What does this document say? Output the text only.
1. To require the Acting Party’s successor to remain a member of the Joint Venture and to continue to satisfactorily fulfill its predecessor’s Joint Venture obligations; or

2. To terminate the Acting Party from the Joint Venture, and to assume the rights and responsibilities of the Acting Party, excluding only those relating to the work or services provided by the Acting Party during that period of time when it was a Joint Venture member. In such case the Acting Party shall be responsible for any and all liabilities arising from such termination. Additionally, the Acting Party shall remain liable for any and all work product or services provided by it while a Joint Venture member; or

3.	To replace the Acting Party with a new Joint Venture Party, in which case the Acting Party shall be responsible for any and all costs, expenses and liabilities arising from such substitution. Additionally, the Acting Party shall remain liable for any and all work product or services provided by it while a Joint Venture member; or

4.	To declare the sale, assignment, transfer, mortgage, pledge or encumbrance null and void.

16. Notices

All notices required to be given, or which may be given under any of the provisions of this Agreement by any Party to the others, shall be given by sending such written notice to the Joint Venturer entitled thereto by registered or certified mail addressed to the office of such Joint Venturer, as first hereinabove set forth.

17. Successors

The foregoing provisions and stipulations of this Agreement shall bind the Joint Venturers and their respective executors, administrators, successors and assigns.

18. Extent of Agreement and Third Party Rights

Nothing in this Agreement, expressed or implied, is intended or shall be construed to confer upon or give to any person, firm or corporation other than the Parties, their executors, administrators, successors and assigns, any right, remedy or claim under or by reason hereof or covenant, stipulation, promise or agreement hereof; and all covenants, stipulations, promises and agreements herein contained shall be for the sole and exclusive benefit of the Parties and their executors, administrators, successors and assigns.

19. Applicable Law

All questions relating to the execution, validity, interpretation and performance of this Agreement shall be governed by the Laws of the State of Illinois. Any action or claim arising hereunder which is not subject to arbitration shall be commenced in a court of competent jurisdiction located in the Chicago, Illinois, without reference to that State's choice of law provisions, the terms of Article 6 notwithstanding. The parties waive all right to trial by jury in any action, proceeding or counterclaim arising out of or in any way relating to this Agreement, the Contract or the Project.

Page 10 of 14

▬▬▬▬▬▬▬▬▬▬

Retype the material in full. Each word must match.

• Exercise answer:
What does this document say? Output the text only.
1. To require the Acting Party’s successor to remain a member of the Joint Venture and to continue to satisfactorily fulfill its predecessor’s Joint Venture obligations; or

2. To terminate the Acting Party from the Joint Venture, and to assume the rights and responsibilities of the Acting Party, excluding only those relating to the work or services provided by the Acting Party during that period of time when it was a Joint Venture member. In such case the Acting Party shall be responsible for any and all liabilities arising from such termination. Additionally, the Acting Party shall remain liable for any and all work product or services provided by it while a Joint Venture member; or

3.	To replace the Acting Party with a new Joint Venture Party, in which case the Acting Party shall be responsible for any and all costs, expenses and liabilities arising from such substitution. Additionally, the Acting Party shall remain liable for any and all work product or services provided by it while a Joint Venture member; or

4.	To declare the sale, assignment, transfer, mortgage, pledge or encumbrance null and void.

16. Notices

All notices required to be given, or which may be given under any of the provisions of this Agreement by any Party to the others, shall be given by sending such written notice to the Joint Venturer entitled thereto by registered or certified mail addressed to the office of such Joint Venturer, as first hereinabove set forth.

17. Successors

The foregoing provisions and stipulations of this Agreement shall bind the Joint Venturers and their respective executors, administrators, successors and assigns.

18. Extent of Agreement and Third Party Rights

Nothing in this Agreement, expressed or implied, is intended or shall be construed to confer upon or give to any person, firm or corporation other than the Parties, their executors, administrators, successors and assigns, any right, remedy or claim under or by reason hereof or covenant, stipulation, promise or agreement hereof; and all covenants, stipulations, promises and agreements herein contained shall be for the sole and exclusive benefit of the Parties and their executors, administrators, successors and assigns.

19. Applicable Law

All questions relating to the execution, validity, interpretation and performance of this Agreement shall be governed by the Laws of the State of Illinois. Any action or claim arising hereunder which is not subject to arbitration shall be commenced in a court of competent jurisdiction located in the Chicago, Illinois, without reference to that State's choice of law provisions, the terms of Article 6 notwithstanding. The parties waive all right to trial by jury in any action, proceeding or counterclaim arising out of or in any way relating to this Agreement, the Contract or the Project.

Page 10 of 14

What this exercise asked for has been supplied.